[Written task] In the listing below, identify each line with the word "ylabel" and return those lines.

[Material for this exercise]

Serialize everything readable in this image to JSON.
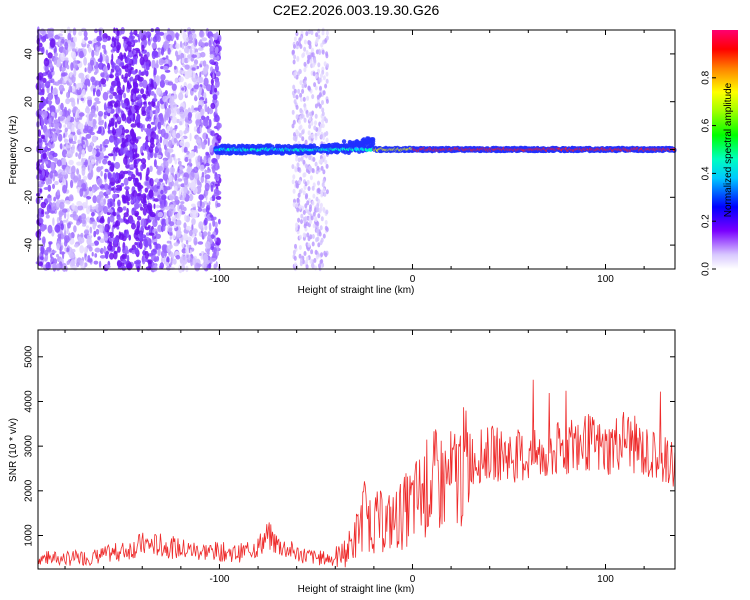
{
  "title": "C2E2.2026.003.19.30.G26",
  "colors": {
    "snr_line": "#ee2a2a",
    "axis": "#000000",
    "background": "#ffffff"
  },
  "chart_data": [
    {
      "type": "heatmap",
      "xlabel": "Height of straight line (km)",
      "ylabel": "Frequency (Hz)",
      "xlim": [
        -194,
        136
      ],
      "ylim": [
        -50,
        50
      ],
      "x_ticks": [
        "-100",
        "0",
        "100"
      ],
      "y_ticks": [
        "40",
        "20",
        "0",
        "-20",
        "-40"
      ],
      "colorbar": {
        "label": "Normalized spectral amplitude",
        "range": [
          0,
          1
        ],
        "ticks": [
          "0.0",
          "0.2",
          "0.4",
          "0.6",
          "0.8"
        ]
      }
    },
    {
      "type": "line",
      "xlabel": "Height of straight line (km)",
      "ylabel": "SNR (10 * v/v)",
      "xlim": [
        -194,
        136
      ],
      "ylim": [
        250,
        5600
      ],
      "x_ticks": [
        "-100",
        "0",
        "100"
      ],
      "y_ticks": [
        "5000",
        "4000",
        "3000",
        "2000",
        "1000"
      ],
      "series": [
        {
          "name": "SNR",
          "x": [
            -194,
            -180,
            -165,
            -150,
            -140,
            -130,
            -120,
            -110,
            -100,
            -90,
            -80,
            -75,
            -70,
            -60,
            -50,
            -40,
            -35,
            -30,
            -25,
            -20,
            -10,
            0,
            10,
            20,
            30,
            40,
            50,
            60,
            70,
            80,
            90,
            100,
            110,
            120,
            136
          ],
          "values": [
            500,
            480,
            520,
            650,
            800,
            780,
            700,
            650,
            640,
            600,
            750,
            1000,
            800,
            600,
            500,
            480,
            620,
            900,
            1500,
            1300,
            1300,
            1700,
            2200,
            2200,
            2700,
            2850,
            2800,
            2750,
            2800,
            3000,
            3100,
            2900,
            3200,
            2850,
            2600
          ]
        }
      ]
    }
  ]
}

[Solution]
      "ylabel": "Frequency (Hz)",
      "ylabel": "SNR (10 * v/v)",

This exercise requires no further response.